- _Written task_
Copy the rows from the line with "x-tick-label: 2020-06-01 [660,444,711,517]" up to and including the line with "y-tick-label-right: 25 [836,386,853,401]".

- _Provided information_
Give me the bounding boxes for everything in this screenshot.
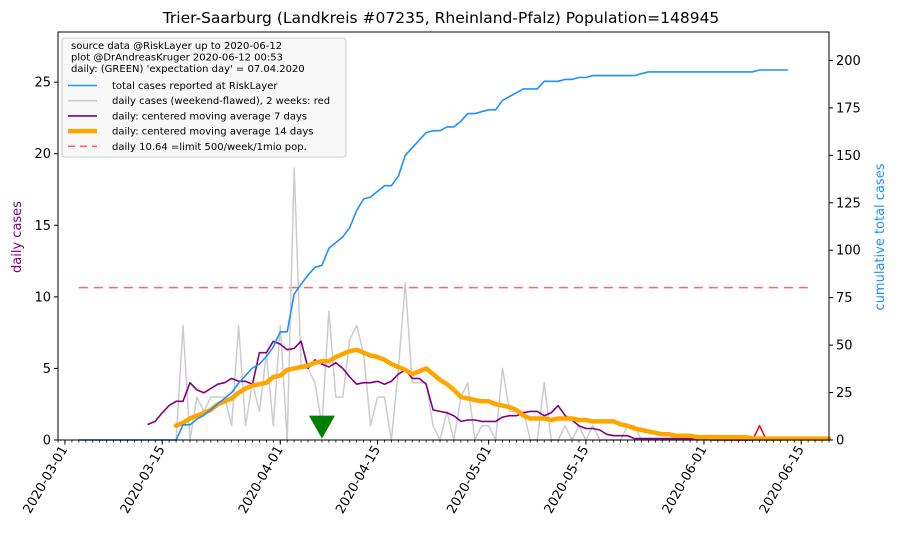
x-tick-label: 2020-06-01 [660,444,711,517]
ma14-layer [173,347,832,441]
x-tick-label: 2020-05-01 [444,444,495,517]
legend-entry-label: daily: centered moving average 14 days [112,127,313,138]
y-tick-label-left: 20 [34,147,51,162]
y-tick-label-left: 25 [34,76,51,91]
expectation-day-marker [308,415,335,439]
series-line-daily-cases-weekend-flawed-2-weeks-red [78,167,725,441]
legend-header-line: daily: (GREEN) 'expectation day' = 07.04… [71,64,305,75]
chart-title: Trier-Saarburg (Landkreis #07235, Rheinl… [162,9,720,27]
series-line-daily-centered-moving-average-14-days [173,347,832,441]
legend: source data @RiskLayer up to 2020-06-12p… [61,37,347,158]
x-tick-label: 2020-03-01 [21,444,72,517]
x-tick-label: 2020-05-15 [542,444,593,517]
y-tick-label-right: 100 [836,244,861,259]
legend-entry-label: total cases reported at RiskLayer [112,81,278,92]
x-tick-label: 2020-04-01 [236,444,287,517]
plot-frame [57,31,830,441]
y-tick-label-right: 150 [836,149,861,164]
y-tick-label-right: 0 [836,434,844,449]
y-tick-label-right: 25 [836,386,853,401]
y-tick-label-right: 200 [836,54,861,69]
y-tick-label-left: 15 [34,219,51,234]
legend-entry-label: daily: centered moving average 7 days [112,111,307,122]
y-axis-label-left: daily cases [10,201,25,273]
y-axis-label-right: cumulative total cases [873,163,888,310]
x-tick-label: 2020-06-15 [757,444,808,517]
legend-header-line: plot @DrAndreasKruger 2020-06-12 00:53 [71,53,283,64]
legend-entry-label: daily cases (weekend-flawed), 2 weeks: r… [112,96,330,107]
y-tick-label-right: 175 [836,101,861,116]
legend-entry-label: daily 10.64 =limit 500/week/1mio pop. [112,142,307,153]
y-tick-label-right: 125 [836,196,861,211]
y-tick-label-right: 75 [836,291,853,306]
y-tick-label-left: 0 [43,434,51,449]
x-tick-label: 2020-03-15 [118,444,169,517]
legend-header-line: source data @RiskLayer up to 2020-06-12 [71,41,282,52]
series-line-total-cases-reported-at-risklayer [78,69,789,441]
y-tick-label-right: 50 [836,339,853,354]
total-layer [78,69,789,441]
x-tick-label: 2020-04-15 [333,444,384,517]
y-tick-label-left: 10 [34,290,51,305]
daily-layer [78,167,788,441]
y-tick-label-left: 5 [43,362,51,377]
marker-layer [308,415,335,439]
legend-box [61,37,347,158]
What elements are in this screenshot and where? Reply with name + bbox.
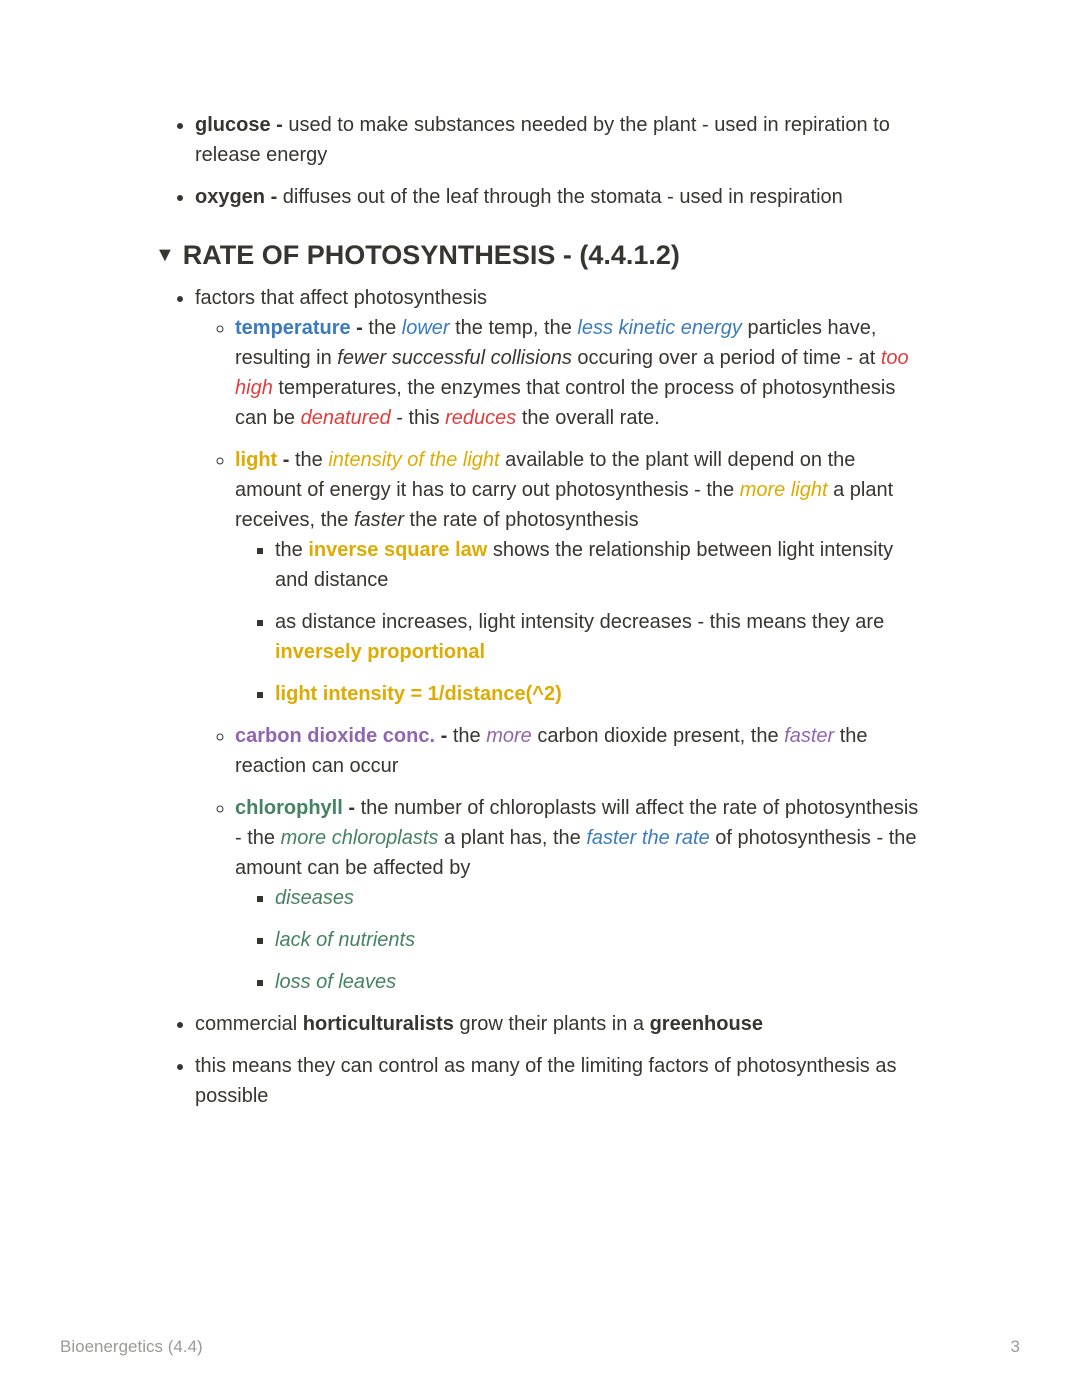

- _Result of this exercise_
x-tick-label: 2020-06-01 [660,444,711,517]
ma14-layer [173,347,832,441]
x-tick-label: 2020-05-01 [444,444,495,517]
legend-entry-label: daily: centered moving average 14 days [112,127,313,138]
y-tick-label-left: 20 [34,147,51,162]
y-tick-label-left: 25 [34,76,51,91]
expectation-day-marker [308,415,335,439]
series-line-daily-cases-weekend-flawed-2-weeks-red [78,167,725,441]
legend-header-line: daily: (GREEN) 'expectation day' = 07.04… [71,64,305,75]
chart-title: Trier-Saarburg (Landkreis #07235, Rheinl… [162,9,720,27]
series-line-daily-centered-moving-average-14-days [173,347,832,441]
legend: source data @RiskLayer up to 2020-06-12p… [61,37,347,158]
x-tick-label: 2020-03-01 [21,444,72,517]
x-tick-label: 2020-05-15 [542,444,593,517]
y-tick-label-right: 100 [836,244,861,259]
legend-entry-label: total cases reported at RiskLayer [112,81,278,92]
x-tick-label: 2020-04-01 [236,444,287,517]
plot-frame [57,31,830,441]
y-tick-label-right: 150 [836,149,861,164]
y-tick-label-right: 0 [836,434,844,449]
y-tick-label-right: 25 [836,386,853,401]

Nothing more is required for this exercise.